• What is being asked
Read the records below. Copy each line where the string "trwa" occurs.

• Data shown
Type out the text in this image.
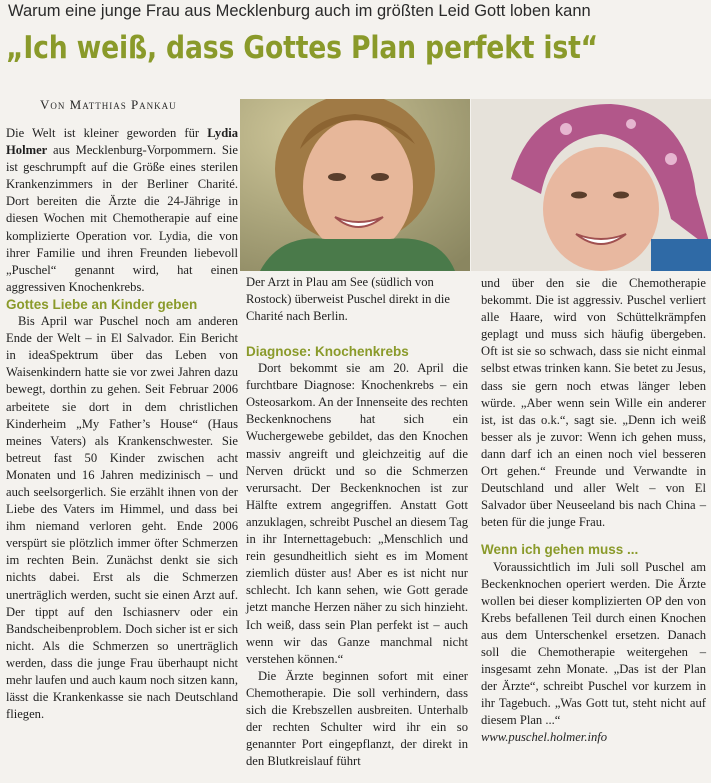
Warum eine junge Frau aus Mecklenburg auch im größten Leid Gott loben kann
„Ich weiß, dass Gottes Plan perfekt ist“
Von Matthias Pankau

Die Welt ist kleiner geworden für Lydia Holmer aus Mecklenburg-Vorpommern. Sie ist geschrumpft auf die Größe eines sterilen Krankenzimmers in der Berliner Charité. Dort bereiten die Ärzte die 24-Jährige in diesen Wochen mit Chemotherapie auf eine komplizierte Operation vor. Lydia, die von ihrer Familie und ihren Freunden liebevoll „Puschel“ genannt wird, hat einen aggressiven Knochenkrebs.

Gottes Liebe an Kinder geben

Bis April war Puschel noch am anderen Ende der Welt – in El Salvador. Ein Bericht in ideaSpektrum über das Leben von Waisenkindern hatte sie vor zwei Jahren dazu bewegt, dorthin zu gehen. Seit Februar 2006 arbeitete sie dort in dem christlichen Kinderheim „My Father’s House“ (Haus meines Vaters) als Krankenschwester. Sie betreut fast 50 Kinder zwischen acht Monaten und 16 Jahren medizinisch – und auch seelsorgerlich. Sie erzählt ihnen von der Liebe des Vaters im Himmel, und dass bei ihm niemand verloren geht. Ende 2006 verspürt sie plötzlich immer öfter Schmerzen im rechten Bein. Zunächst denkt sie sich nichts dabei. Erst als die Schmerzen unerträglich werden, sucht sie einen Arzt auf. Der tippt auf den Ischiasnerv oder ein Bandscheibenproblem. Doch sicher ist er sich nicht. Als die Schmerzen so unerträglich werden, dass die junge Frau überhaupt nicht mehr laufen und auch kaum noch sitzen kann, lässt die Krankenkasse sie nach Deutschland fliegen.

Der Arzt in Plau am See (südlich von Rostock) überweist Puschel direkt in die Charité nach Berlin.

Diagnose: Knochenkrebs

Dort bekommt sie am 20. April die furchtbare Diagnose: Knochenkrebs – ein Osteosarkom. An der Innenseite des rechten Beckenknochens hat sich ein Wuchergewebe gebildet, das den Knochen massiv angreift und gleichzeitig auf die Nerven drückt und so die Schmerzen verursacht. Der Beckenknochen ist zur Hälfte extrem angegriffen. Anstatt Gott anzuklagen, schreibt Puschel an diesem Tag in ihr Internettagebuch: „Menschlich und rein gesundheitlich sieht es im Moment ziemlich düster aus! Aber es ist nicht nur schlecht. Ich kann sehen, wie Gott gerade jetzt manche Herzen näher zu sich hinzieht. Ich weiß, dass sein Plan perfekt ist – auch wenn wir das Ganze manchmal nicht verstehen können.“

Die Ärzte beginnen sofort mit einer Chemotherapie. Die soll verhindern, dass sich die Krebszellen ausbreiten. Unterhalb der rechten Schulter wird ihr ein so genannter Port eingepflanzt, der direkt in den Blutkreislauf führt

und über den sie die Chemotherapie bekommt. Die ist aggressiv. Puschel verliert alle Haare, wird von Schüttelkrämpfen geplagt und muss sich häufig übergeben. Oft ist sie so schwach, dass sie nicht einmal selbst etwas trinken kann. Sie betet zu Jesus, dass sie gern noch etwas länger leben würde. „Aber wenn sein Wille ein anderer ist, ist das o.k.“, sagt sie. „Denn ich weiß besser als je zuvor: Wenn ich gehen muss, dann darf ich an einen noch viel besseren Ort gehen.“ Freunde und Verwandte in Deutschland und aller Welt – von El Salvador über Neuseeland bis nach China – beten für die junge Frau.

Wenn ich gehen muss ...

Voraussichtlich im Juli soll Puschel am Beckenknochen operiert werden. Die Ärzte wollen bei dieser komplizierten OP den von Krebs befallenen Teil durch einen Knochen aus dem Unterschenkel ersetzen. Danach soll die Chemotherapie weitergehen – insgesamt zehn Monate. „Das ist der Plan der Ärzte“, schreibt Puschel vor kurzem in ihr Tagebuch. „Was Gott tut, steht nicht auf diesem Plan ...“

www.puschel.holmer.info
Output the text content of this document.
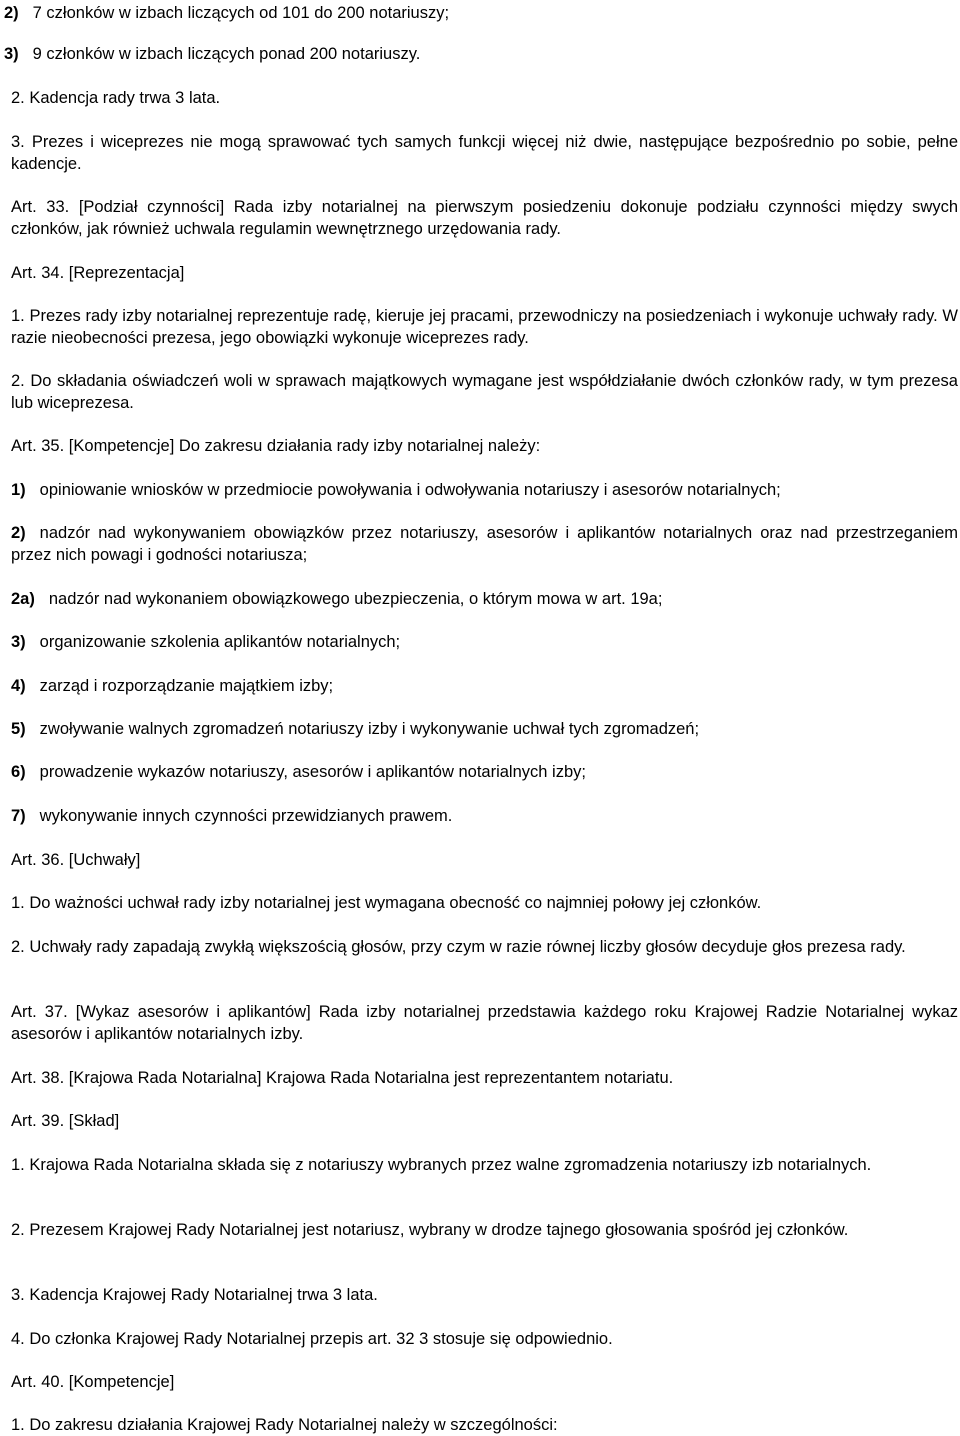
2) 7 członków w izbach liczących od 101 do 200 notariuszy;

3) 9 członków w izbach liczących ponad 200 notariuszy.

2. Kadencja rady trwa 3 lata.

3. Prezes i wiceprezes nie mogą sprawować tych samych funkcji więcej niż dwie, następujące bezpośrednio po sobie, pełne kadencje.

Art. 33. [Podział czynności] Rada izby notarialnej na pierwszym posiedzeniu dokonuje podziału czynności między swych członków, jak również uchwala regulamin wewnętrznego urzędowania rady.

Art. 34. [Reprezentacja]

1. Prezes rady izby notarialnej reprezentuje radę, kieruje jej pracami, przewodniczy na posiedzeniach i wykonuje uchwały rady. W razie nieobecności prezesa, jego obowiązki wykonuje wiceprezes rady.

2. Do składania oświadczeń woli w sprawach majątkowych wymagane jest współdziałanie dwóch członków rady, w tym prezesa lub wiceprezesa.

Art. 35. [Kompetencje] Do zakresu działania rady izby notarialnej należy:

1) opiniowanie wniosków w przedmiocie powoływania i odwoływania notariuszy i asesorów notarialnych;

2) nadzór nad wykonywaniem obowiązków przez notariuszy, asesorów i aplikantów notarialnych oraz nad przestrzeganiem przez nich powagi i godności notariusza;

2a) nadzór nad wykonaniem obowiązkowego ubezpieczenia, o którym mowa w art. 19a;

3) organizowanie szkolenia aplikantów notarialnych;

4) zarząd i rozporządzanie majątkiem izby;

5) zwoływanie walnych zgromadzeń notariuszy izby i wykonywanie uchwał tych zgromadzeń;

6) prowadzenie wykazów notariuszy, asesorów i aplikantów notarialnych izby;

7) wykonywanie innych czynności przewidzianych prawem.

Art. 36. [Uchwały]

1. Do ważności uchwał rady izby notarialnej jest wymagana obecność co najmniej połowy jej członków.

2. Uchwały rady zapadają zwykłą większością głosów, przy czym w razie równej liczby głosów decyduje głos prezesa rady.

Art. 37. [Wykaz asesorów i aplikantów] Rada izby notarialnej przedstawia każdego roku Krajowej Radzie Notarialnej wykaz asesorów i aplikantów notarialnych izby.

Art. 38. [Krajowa Rada Notarialna] Krajowa Rada Notarialna jest reprezentantem notariatu.

Art. 39. [Skład]

1. Krajowa Rada Notarialna składa się z notariuszy wybranych przez walne zgromadzenia notariuszy izb notarialnych.

2. Prezesem Krajowej Rady Notarialnej jest notariusz, wybrany w drodze tajnego głosowania spośród jej członków.

3. Kadencja Krajowej Rady Notarialnej trwa 3 lata.

4. Do członka Krajowej Rady Notarialnej przepis art. 32 3 stosuje się odpowiednio.

Art. 40. [Kompetencje]

1. Do zakresu działania Krajowej Rady Notarialnej należy w szczególności:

• Exercise result
2. Kadencja rady trwa 3 lata.
3. Kadencja Krajowej Rady Notarialnej trwa 3 lata.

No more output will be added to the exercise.